• **Task objective**: Restate the whole of the material. Keep every word, and drop the pictures.

• **Listed entries**:
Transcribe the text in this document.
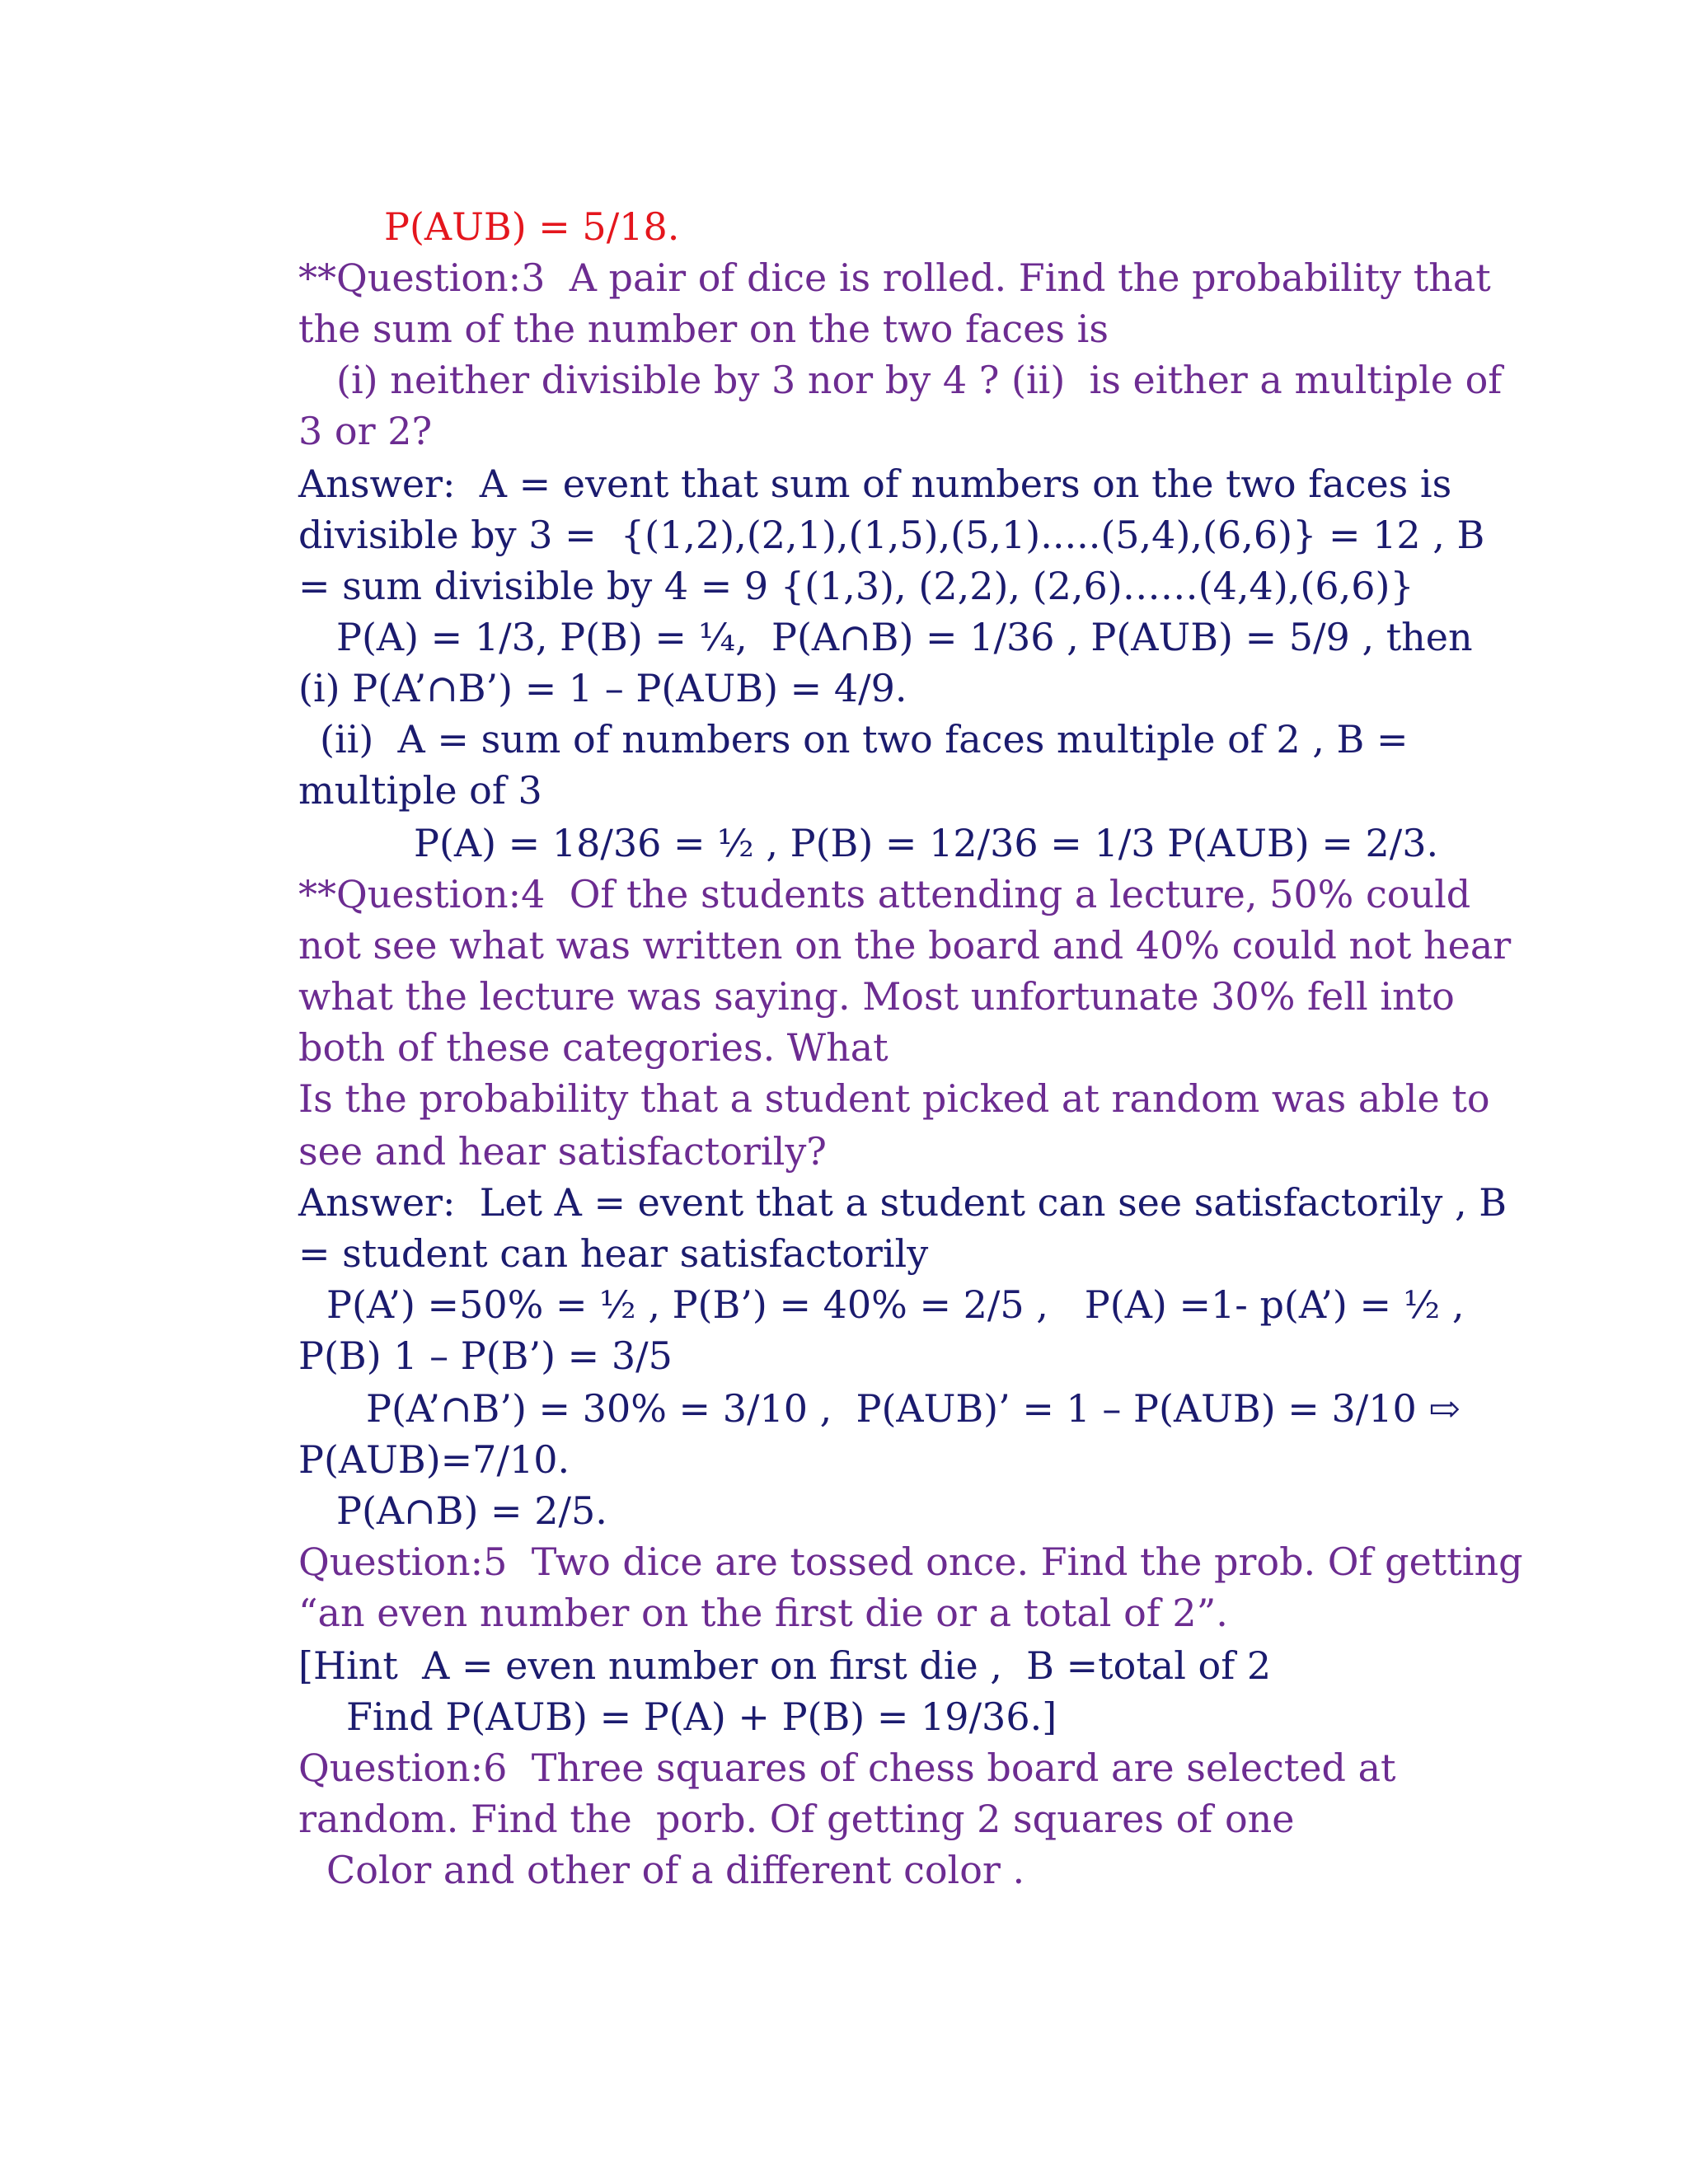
P(AUB) = 5/18.
**Question:3  A pair of dice is rolled. Find the probability that
the sum of the number on the two faces is
(i) neither divisible by 3 nor by 4 ? (ii)  is either a multiple of
3 or 2?
Answer:  A = event that sum of numbers on the two faces is
divisible by 3 =  {(1,2),(2,1),(1,5),(5,1).....(5,4),(6,6)} = 12 , B
= sum divisible by 4 = 9 {(1,3), (2,2), (2,6)……(4,4),(6,6)}
P(A) = 1/3, P(B) = ¼,  P(A∩B) = 1/36 , P(AUB) = 5/9 , then
(i) P(A’∩B’) = 1 – P(AUB) = 4/9.
(ii)  A = sum of numbers on two faces multiple of 2 , B =
multiple of 3
P(A) = 18/36 = ½ , P(B) = 12/36 = 1/3 P(AUB) = 2/3.
**Question:4  Of the students attending a lecture, 50% could
not see what was written on the board and 40% could not hear
what the lecture was saying. Most unfortunate 30% fell into
both of these categories. What
Is the probability that a student picked at random was able to
see and hear satisfactorily?
Answer:  Let A = event that a student can see satisfactorily , B
= student can hear satisfactorily
P(A’) =50% = ½ , P(B’) = 40% = 2/5 ,   P(A) =1- p(A’) = ½ ,
P(B) 1 – P(B’) = 3/5
P(A’∩B’) = 30% = 3/10 ,  P(AUB)’ = 1 – P(AUB) = 3/10 ⇨
P(AUB)=7/10.
P(A∩B) = 2/5.
Question:5  Two dice are tossed once. Find the prob. Of getting
“an even number on the first die or a total of 2”.
[Hint  A = even number on first die ,  B =total of 2
Find P(AUB) = P(A) + P(B) = 19/36.]
Question:6  Three squares of chess board are selected at
random. Find the  porb. Of getting 2 squares of one
Color and other of a different color .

• **Written solution**:
Transcribe the text in this document.
P(AUB) = 5/18.
**Question:3  A pair of dice is rolled. Find the probability that
the sum of the number on the two faces is
(i) neither divisible by 3 nor by 4 ? (ii)  is either a multiple of
3 or 2?
Answer:  A = event that sum of numbers on the two faces is
divisible by 3 =  {(1,2),(2,1),(1,5),(5,1).....(5,4),(6,6)} = 12 , B
= sum divisible by 4 = 9 {(1,3), (2,2), (2,6)……(4,4),(6,6)}
P(A) = 1/3, P(B) = ¼,  P(A∩B) = 1/36 , P(AUB) = 5/9 , then
(i) P(A’∩B’) = 1 – P(AUB) = 4/9.
(ii)  A = sum of numbers on two faces multiple of 2 , B =
multiple of 3
P(A) = 18/36 = ½ , P(B) = 12/36 = 1/3 P(AUB) = 2/3.
**Question:4  Of the students attending a lecture, 50% could
not see what was written on the board and 40% could not hear
what the lecture was saying. Most unfortunate 30% fell into
both of these categories. What
Is the probability that a student picked at random was able to
see and hear satisfactorily?
Answer:  Let A = event that a student can see satisfactorily , B
= student can hear satisfactorily
P(A’) =50% = ½ , P(B’) = 40% = 2/5 ,   P(A) =1- p(A’) = ½ ,
P(B) 1 – P(B’) = 3/5
P(A’∩B’) = 30% = 3/10 ,  P(AUB)’ = 1 – P(AUB) = 3/10 ⇨
P(AUB)=7/10.
P(A∩B) = 2/5.
Question:5  Two dice are tossed once. Find the prob. Of getting
“an even number on the first die or a total of 2”.
[Hint  A = even number on first die ,  B =total of 2
Find P(AUB) = P(A) + P(B) = 19/36.]
Question:6  Three squares of chess board are selected at
random. Find the  porb. Of getting 2 squares of one
Color and other of a different color .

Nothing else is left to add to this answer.